Without the pictures, can you quote each line below exactly?
--- BEGIN ---
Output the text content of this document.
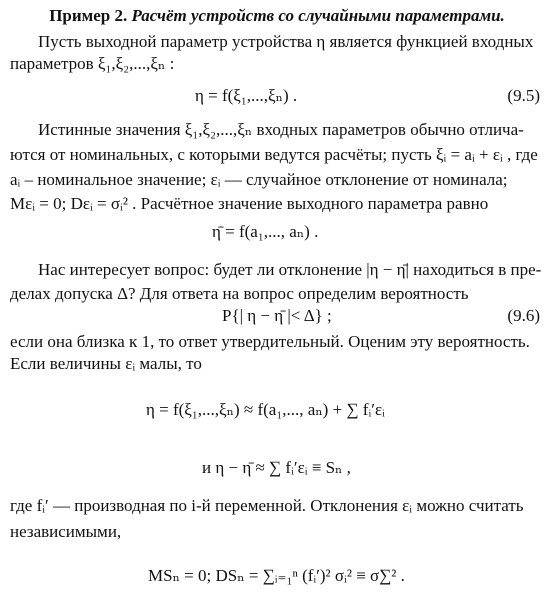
Пример 2. Расчёт устройств со случайными параметрами.
Пусть выходной параметр устройства η является функцией входных
параметров ξ₁,ξ₂,...,ξₙ :
η = f(ξ₁,...,ξₙ) .	(9.5)
Истинные значения ξ₁,ξ₂,...,ξₙ входных параметров обычно отлича-
ются от номинальных, с которыми ведутся расчёты; пусть ξᵢ = aᵢ + εᵢ , где
aᵢ – номинальное значение; εᵢ — случайное отклонение от номинала;
Mεᵢ = 0; Dεᵢ = σᵢ² . Расчётное значение выходного параметра равно
η̄ = f(a₁,..., aₙ) .
Нас интересует вопрос: будет ли отклонение |η − η̄| находиться в пре-
делах допуска Δ? Для ответа на вопрос определим вероятность
P{| η − η̄ |< Δ} ;	(9.6)
если она близка к 1, то ответ утвердительный. Оценим эту вероятность.
Если величины εᵢ малы, то
η = f(ξ₁,...,ξₙ) ≈ f(a₁,..., aₙ) + ∑ fᵢ′εᵢ
и η − η̄ ≈ ∑ fᵢ′εᵢ ≡ Sₙ ,
где fᵢ′ — производная по i-й переменной. Отклонения εᵢ можно считать
независимыми,
MSₙ = 0; DSₙ = ∑ᵢ₌₁ⁿ (fᵢ′)² σᵢ² ≡ σ∑² .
--- END ---
→ **CORRECT RESPONSE**
Output the text content of this document.
Пример 2. Расчёт устройств со случайными параметрами.
Пусть выходной параметр устройства η является функцией входных
параметров ξ₁,ξ₂,...,ξₙ :
η = f(ξ₁,...,ξₙ) .	(9.5)
Истинные значения ξ₁,ξ₂,...,ξₙ входных параметров обычно отлича-
ются от номинальных, с которыми ведутся расчёты; пусть ξᵢ = aᵢ + εᵢ , где
aᵢ – номинальное значение; εᵢ — случайное отклонение от номинала;
Mεᵢ = 0; Dεᵢ = σᵢ² . Расчётное значение выходного параметра равно
η̄ = f(a₁,..., aₙ) .
Нас интересует вопрос: будет ли отклонение |η − η̄| находиться в пре-
делах допуска Δ? Для ответа на вопрос определим вероятность
P{| η − η̄ |< Δ} ;	(9.6)
если она близка к 1, то ответ утвердительный. Оценим эту вероятность.
Если величины εᵢ малы, то
η = f(ξ₁,...,ξₙ) ≈ f(a₁,..., aₙ) + ∑ fᵢ′εᵢ
и η − η̄ ≈ ∑ fᵢ′εᵢ ≡ Sₙ ,
где fᵢ′ — производная по i-й переменной. Отклонения εᵢ можно считать
независимыми,
MSₙ = 0; DSₙ = ∑ᵢ₌₁ⁿ (fᵢ′)² σᵢ² ≡ σ∑² .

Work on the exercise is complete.